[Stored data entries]
**********

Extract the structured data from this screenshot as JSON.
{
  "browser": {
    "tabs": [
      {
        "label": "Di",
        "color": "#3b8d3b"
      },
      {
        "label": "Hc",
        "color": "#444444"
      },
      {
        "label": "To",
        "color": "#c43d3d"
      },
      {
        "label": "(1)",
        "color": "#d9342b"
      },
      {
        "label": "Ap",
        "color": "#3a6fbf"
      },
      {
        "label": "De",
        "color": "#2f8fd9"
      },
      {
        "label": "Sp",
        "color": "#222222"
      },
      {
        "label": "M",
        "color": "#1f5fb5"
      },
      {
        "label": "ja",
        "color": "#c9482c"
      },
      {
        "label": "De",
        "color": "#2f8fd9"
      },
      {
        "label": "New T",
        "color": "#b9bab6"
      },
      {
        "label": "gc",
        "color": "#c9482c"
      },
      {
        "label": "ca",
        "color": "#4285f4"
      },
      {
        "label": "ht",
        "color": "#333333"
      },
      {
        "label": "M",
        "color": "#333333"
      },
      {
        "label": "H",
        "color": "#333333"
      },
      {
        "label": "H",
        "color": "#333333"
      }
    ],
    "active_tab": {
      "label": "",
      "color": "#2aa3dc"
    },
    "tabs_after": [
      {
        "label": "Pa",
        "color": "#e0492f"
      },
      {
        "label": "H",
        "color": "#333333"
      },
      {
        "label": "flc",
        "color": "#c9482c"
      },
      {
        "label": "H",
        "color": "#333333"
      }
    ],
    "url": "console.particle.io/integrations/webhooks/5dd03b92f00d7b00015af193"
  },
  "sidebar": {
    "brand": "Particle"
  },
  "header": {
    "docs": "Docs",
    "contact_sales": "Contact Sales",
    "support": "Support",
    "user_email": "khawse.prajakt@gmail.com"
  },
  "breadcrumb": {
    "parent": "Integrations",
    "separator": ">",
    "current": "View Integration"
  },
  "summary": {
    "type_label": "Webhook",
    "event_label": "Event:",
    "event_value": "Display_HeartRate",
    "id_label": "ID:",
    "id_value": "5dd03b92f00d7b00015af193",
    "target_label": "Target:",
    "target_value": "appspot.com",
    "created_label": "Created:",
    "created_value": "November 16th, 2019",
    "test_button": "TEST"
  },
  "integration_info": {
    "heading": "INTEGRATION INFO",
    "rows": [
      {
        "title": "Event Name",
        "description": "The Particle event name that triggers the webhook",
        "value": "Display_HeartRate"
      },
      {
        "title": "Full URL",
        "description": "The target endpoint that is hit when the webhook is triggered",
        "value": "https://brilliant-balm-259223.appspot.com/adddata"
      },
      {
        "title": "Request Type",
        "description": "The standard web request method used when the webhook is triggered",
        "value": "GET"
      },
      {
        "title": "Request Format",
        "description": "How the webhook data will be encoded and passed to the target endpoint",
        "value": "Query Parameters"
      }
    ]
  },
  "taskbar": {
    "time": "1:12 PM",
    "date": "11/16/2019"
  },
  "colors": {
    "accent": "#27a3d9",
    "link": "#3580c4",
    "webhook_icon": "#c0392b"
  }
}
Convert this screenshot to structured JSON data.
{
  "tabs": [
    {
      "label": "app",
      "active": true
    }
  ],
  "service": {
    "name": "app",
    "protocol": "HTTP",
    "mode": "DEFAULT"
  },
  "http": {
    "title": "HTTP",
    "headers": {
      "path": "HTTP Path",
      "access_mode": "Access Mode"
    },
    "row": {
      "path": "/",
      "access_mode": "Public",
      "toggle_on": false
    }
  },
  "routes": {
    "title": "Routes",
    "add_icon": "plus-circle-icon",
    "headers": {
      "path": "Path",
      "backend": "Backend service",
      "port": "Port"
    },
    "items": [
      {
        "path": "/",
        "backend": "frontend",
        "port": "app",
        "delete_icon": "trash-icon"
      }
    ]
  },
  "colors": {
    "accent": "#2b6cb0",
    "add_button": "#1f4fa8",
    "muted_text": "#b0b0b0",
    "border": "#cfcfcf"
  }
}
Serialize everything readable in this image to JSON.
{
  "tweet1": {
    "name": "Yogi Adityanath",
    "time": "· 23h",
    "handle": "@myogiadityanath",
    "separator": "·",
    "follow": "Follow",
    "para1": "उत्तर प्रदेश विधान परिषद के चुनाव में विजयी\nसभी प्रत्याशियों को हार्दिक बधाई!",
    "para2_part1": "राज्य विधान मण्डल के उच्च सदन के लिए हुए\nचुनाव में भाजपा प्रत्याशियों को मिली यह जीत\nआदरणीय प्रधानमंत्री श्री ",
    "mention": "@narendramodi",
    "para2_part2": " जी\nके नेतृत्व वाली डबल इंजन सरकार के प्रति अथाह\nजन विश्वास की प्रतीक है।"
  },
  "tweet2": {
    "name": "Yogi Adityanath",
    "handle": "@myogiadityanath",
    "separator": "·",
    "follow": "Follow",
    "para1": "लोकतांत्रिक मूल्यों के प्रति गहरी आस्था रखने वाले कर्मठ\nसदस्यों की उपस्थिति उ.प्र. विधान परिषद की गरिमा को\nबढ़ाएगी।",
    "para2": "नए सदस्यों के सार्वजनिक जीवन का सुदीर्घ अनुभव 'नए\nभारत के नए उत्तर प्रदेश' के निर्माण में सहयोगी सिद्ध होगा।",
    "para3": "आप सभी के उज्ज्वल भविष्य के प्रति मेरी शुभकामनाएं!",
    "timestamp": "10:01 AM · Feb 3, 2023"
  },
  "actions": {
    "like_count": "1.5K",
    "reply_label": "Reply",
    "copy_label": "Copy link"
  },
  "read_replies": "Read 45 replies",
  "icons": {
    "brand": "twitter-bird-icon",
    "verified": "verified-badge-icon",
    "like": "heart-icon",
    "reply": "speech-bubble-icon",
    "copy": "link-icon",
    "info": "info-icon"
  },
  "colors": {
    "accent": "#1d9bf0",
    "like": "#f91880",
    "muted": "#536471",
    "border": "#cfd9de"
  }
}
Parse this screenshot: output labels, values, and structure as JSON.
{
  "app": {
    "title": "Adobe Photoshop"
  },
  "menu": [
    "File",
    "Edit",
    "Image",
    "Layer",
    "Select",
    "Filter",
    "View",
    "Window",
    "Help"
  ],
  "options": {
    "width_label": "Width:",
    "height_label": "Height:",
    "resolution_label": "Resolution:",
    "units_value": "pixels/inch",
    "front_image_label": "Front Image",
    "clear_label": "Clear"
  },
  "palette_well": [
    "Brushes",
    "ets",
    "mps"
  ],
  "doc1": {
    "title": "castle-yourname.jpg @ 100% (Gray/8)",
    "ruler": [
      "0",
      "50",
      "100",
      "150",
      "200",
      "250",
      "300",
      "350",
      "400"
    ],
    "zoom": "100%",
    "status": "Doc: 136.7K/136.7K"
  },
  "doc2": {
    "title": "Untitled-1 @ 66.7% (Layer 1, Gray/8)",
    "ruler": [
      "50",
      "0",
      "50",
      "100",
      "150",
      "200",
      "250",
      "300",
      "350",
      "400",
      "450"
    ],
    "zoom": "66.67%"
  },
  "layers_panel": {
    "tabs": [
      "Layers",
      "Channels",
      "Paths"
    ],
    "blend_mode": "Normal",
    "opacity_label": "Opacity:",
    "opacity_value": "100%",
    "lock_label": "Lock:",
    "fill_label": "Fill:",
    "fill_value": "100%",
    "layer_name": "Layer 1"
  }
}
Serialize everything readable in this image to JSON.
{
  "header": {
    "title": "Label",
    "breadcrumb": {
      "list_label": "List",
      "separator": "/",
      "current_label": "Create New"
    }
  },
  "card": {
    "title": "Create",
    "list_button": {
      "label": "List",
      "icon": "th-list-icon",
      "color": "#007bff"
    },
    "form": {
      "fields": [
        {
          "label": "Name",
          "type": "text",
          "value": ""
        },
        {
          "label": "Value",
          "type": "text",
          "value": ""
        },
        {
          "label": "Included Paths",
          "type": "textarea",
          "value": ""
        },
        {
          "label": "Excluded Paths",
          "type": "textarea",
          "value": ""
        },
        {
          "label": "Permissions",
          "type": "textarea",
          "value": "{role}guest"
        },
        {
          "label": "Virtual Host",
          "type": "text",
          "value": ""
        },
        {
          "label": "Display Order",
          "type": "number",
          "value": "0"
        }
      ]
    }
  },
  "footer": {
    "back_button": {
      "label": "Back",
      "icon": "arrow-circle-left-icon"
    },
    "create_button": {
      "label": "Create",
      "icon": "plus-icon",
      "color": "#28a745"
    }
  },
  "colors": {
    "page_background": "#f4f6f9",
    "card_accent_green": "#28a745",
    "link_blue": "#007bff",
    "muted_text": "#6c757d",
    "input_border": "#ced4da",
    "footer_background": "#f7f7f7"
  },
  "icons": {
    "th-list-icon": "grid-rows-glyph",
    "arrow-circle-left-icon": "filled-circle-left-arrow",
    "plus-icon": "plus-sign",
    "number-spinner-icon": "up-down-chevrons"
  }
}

**********

Task to carry out:
Check each line in the listing above for the string "triggered", then report how many lines contain it, with no other text.

The completed task:
2